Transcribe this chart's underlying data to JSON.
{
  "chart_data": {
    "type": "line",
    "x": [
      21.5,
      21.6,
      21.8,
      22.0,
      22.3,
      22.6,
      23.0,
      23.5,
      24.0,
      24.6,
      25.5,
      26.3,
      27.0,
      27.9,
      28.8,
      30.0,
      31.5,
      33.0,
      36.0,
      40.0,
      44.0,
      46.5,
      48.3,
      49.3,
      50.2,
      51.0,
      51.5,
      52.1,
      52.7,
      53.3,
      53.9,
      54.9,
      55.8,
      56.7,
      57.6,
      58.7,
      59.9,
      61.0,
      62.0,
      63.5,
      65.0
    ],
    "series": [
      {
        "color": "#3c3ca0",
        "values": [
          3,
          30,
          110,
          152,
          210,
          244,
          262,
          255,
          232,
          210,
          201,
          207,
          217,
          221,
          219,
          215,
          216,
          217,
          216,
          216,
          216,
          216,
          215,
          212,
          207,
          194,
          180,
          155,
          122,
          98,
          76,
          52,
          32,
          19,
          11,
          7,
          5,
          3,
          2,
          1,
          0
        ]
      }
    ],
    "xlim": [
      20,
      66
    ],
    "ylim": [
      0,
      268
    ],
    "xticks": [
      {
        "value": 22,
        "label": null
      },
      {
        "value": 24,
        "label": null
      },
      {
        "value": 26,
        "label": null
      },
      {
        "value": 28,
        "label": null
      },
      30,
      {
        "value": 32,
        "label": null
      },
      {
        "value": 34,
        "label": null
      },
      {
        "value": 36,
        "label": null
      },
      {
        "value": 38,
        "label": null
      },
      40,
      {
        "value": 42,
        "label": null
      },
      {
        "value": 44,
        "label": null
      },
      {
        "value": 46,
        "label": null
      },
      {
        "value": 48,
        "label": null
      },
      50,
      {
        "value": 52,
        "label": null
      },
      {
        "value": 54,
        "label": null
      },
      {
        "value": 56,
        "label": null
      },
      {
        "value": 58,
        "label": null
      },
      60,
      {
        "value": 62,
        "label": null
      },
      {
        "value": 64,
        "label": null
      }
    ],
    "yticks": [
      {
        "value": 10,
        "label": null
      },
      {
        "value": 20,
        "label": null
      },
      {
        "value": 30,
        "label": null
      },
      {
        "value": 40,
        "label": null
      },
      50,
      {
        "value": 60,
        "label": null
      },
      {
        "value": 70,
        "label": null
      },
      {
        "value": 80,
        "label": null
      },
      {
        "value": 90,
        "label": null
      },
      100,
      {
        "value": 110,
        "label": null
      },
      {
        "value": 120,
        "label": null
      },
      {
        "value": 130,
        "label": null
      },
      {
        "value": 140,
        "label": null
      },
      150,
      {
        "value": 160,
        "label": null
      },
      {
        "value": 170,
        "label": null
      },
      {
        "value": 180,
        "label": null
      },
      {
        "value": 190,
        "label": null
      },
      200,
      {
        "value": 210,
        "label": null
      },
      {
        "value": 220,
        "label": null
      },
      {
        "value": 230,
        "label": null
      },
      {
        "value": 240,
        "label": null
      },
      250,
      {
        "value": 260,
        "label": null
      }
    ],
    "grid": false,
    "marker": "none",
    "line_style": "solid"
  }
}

--*--

▶ _Set problem_
Copy the material above back out, exactly as written.

▶ _Exercise result_
Transcribe this chart's underlying data to JSON.
{
  "chart_data": {
    "type": "line",
    "x": [
      21.5,
      21.6,
      21.8,
      22.0,
      22.3,
      22.6,
      23.0,
      23.5,
      24.0,
      24.6,
      25.5,
      26.3,
      27.0,
      27.9,
      28.8,
      30.0,
      31.5,
      33.0,
      36.0,
      40.0,
      44.0,
      46.5,
      48.3,
      49.3,
      50.2,
      51.0,
      51.5,
      52.1,
      52.7,
      53.3,
      53.9,
      54.9,
      55.8,
      56.7,
      57.6,
      58.7,
      59.9,
      61.0,
      62.0,
      63.5,
      65.0
    ],
    "series": [
      {
        "color": "#3c3ca0",
        "values": [
          3,
          30,
          110,
          152,
          210,
          244,
          262,
          255,
          232,
          210,
          201,
          207,
          217,
          221,
          219,
          215,
          216,
          217,
          216,
          216,
          216,
          216,
          215,
          212,
          207,
          194,
          180,
          155,
          122,
          98,
          76,
          52,
          32,
          19,
          11,
          7,
          5,
          3,
          2,
          1,
          0
        ]
      }
    ],
    "xlim": [
      20,
      66
    ],
    "ylim": [
      0,
      268
    ],
    "xticks": [
      {
        "value": 22,
        "label": null
      },
      {
        "value": 24,
        "label": null
      },
      {
        "value": 26,
        "label": null
      },
      {
        "value": 28,
        "label": null
      },
      30,
      {
        "value": 32,
        "label": null
      },
      {
        "value": 34,
        "label": null
      },
      {
        "value": 36,
        "label": null
      },
      {
        "value": 38,
        "label": null
      },
      40,
      {
        "value": 42,
        "label": null
      },
      {
        "value": 44,
        "label": null
      },
      {
        "value": 46,
        "label": null
      },
      {
        "value": 48,
        "label": null
      },
      50,
      {
        "value": 52,
        "label": null
      },
      {
        "value": 54,
        "label": null
      },
      {
        "value": 56,
        "label": null
      },
      {
        "value": 58,
        "label": null
      },
      60,
      {
        "value": 62,
        "label": null
      },
      {
        "value": 64,
        "label": null
      }
    ],
    "yticks": [
      {
        "value": 10,
        "label": null
      },
      {
        "value": 20,
        "label": null
      },
      {
        "value": 30,
        "label": null
      },
      {
        "value": 40,
        "label": null
      },
      50,
      {
        "value": 60,
        "label": null
      },
      {
        "value": 70,
        "label": null
      },
      {
        "value": 80,
        "label": null
      },
      {
        "value": 90,
        "label": null
      },
      100,
      {
        "value": 110,
        "label": null
      },
      {
        "value": 120,
        "label": null
      },
      {
        "value": 130,
        "label": null
      },
      {
        "value": 140,
        "label": null
      },
      150,
      {
        "value": 160,
        "label": null
      },
      {
        "value": 170,
        "label": null
      },
      {
        "value": 180,
        "label": null
      },
      {
        "value": 190,
        "label": null
      },
      200,
      {
        "value": 210,
        "label": null
      },
      {
        "value": 220,
        "label": null
      },
      {
        "value": 230,
        "label": null
      },
      {
        "value": 240,
        "label": null
      },
      250,
      {
        "value": 260,
        "label": null
      }
    ],
    "grid": false,
    "marker": "none",
    "line_style": "solid"
  }
}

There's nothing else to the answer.